(Task brief):
Give every line back verbatim, dropping all images.

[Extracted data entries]
= = = = = = =

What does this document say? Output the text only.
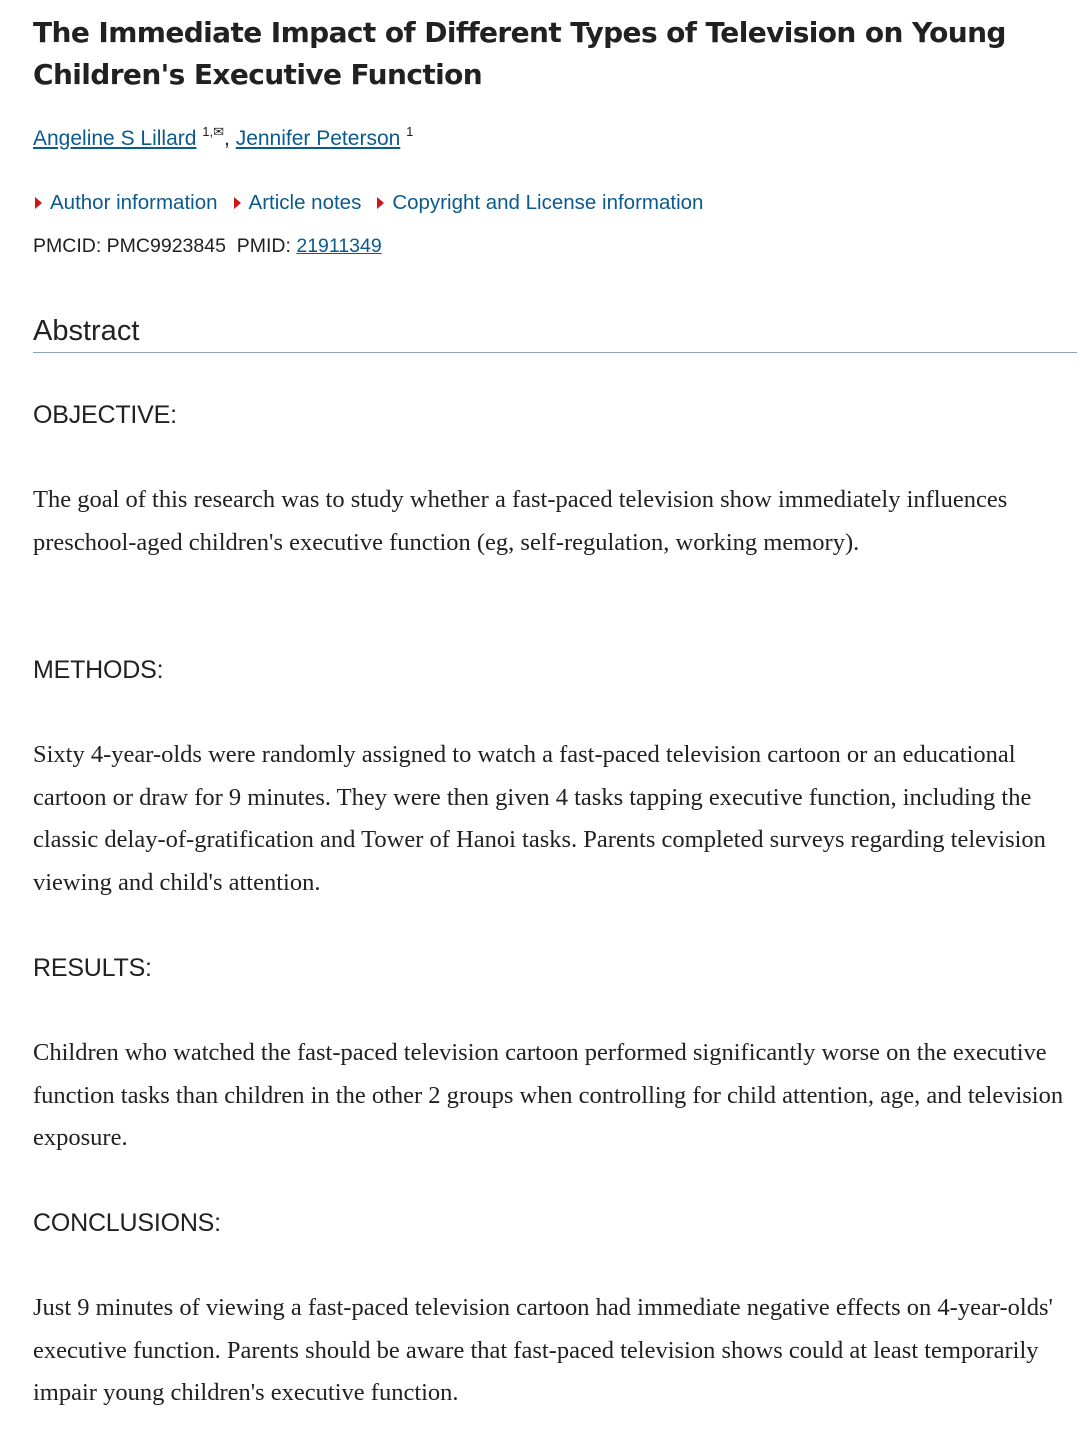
The Immediate Impact of Different Types of Television on Young Children's Executive Function
Angeline S Lillard $^{1,✉}$, Jennifer Peterson $^1$
Author information Article notes Copyright and License information
PMCID: PMC9923845 PMID: 21911349
Abstract
OBJECTIVE:

The goal of this research was to study whether a fast-paced television show immediately influences preschool-aged children's executive function (eg, self-regulation, working memory).

METHODS:

Sixty 4-year-olds were randomly assigned to watch a fast-paced television cartoon or an educational cartoon or draw for 9 minutes. They were then given 4 tasks tapping executive function, including the classic delay-of-gratification and Tower of Hanoi tasks. Parents completed surveys regarding television viewing and child's attention.

RESULTS:

Children who watched the fast-paced television cartoon performed significantly worse on the executive function tasks than children in the other 2 groups when controlling for child attention, age, and television exposure.

CONCLUSIONS:

Just 9 minutes of viewing a fast-paced television cartoon had immediate negative effects on 4-year-olds' executive function. Parents should be aware that fast-paced television shows could at least temporarily impair young children's executive function.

= = = = = = =

(Exercise response):
What does this document say? Output the text only.
The Immediate Impact of Different Types of Television on Young Children's Executive Function
Angeline S Lillard $^{1,✉}$, Jennifer Peterson $^1$
Author information Article notes Copyright and License information
PMCID: PMC9923845 PMID: 21911349
Abstract
OBJECTIVE:

The goal of this research was to study whether a fast-paced television show immediately influences preschool-aged children's executive function (eg, self-regulation, working memory).

METHODS:

Sixty 4-year-olds were randomly assigned to watch a fast-paced television cartoon or an educational cartoon or draw for 9 minutes. They were then given 4 tasks tapping executive function, including the classic delay-of-gratification and Tower of Hanoi tasks. Parents completed surveys regarding television viewing and child's attention.

RESULTS:

Children who watched the fast-paced television cartoon performed significantly worse on the executive function tasks than children in the other 2 groups when controlling for child attention, age, and television exposure.

CONCLUSIONS:

Just 9 minutes of viewing a fast-paced television cartoon had immediate negative effects on 4-year-olds' executive function. Parents should be aware that fast-paced television shows could at least temporarily impair young children's executive function.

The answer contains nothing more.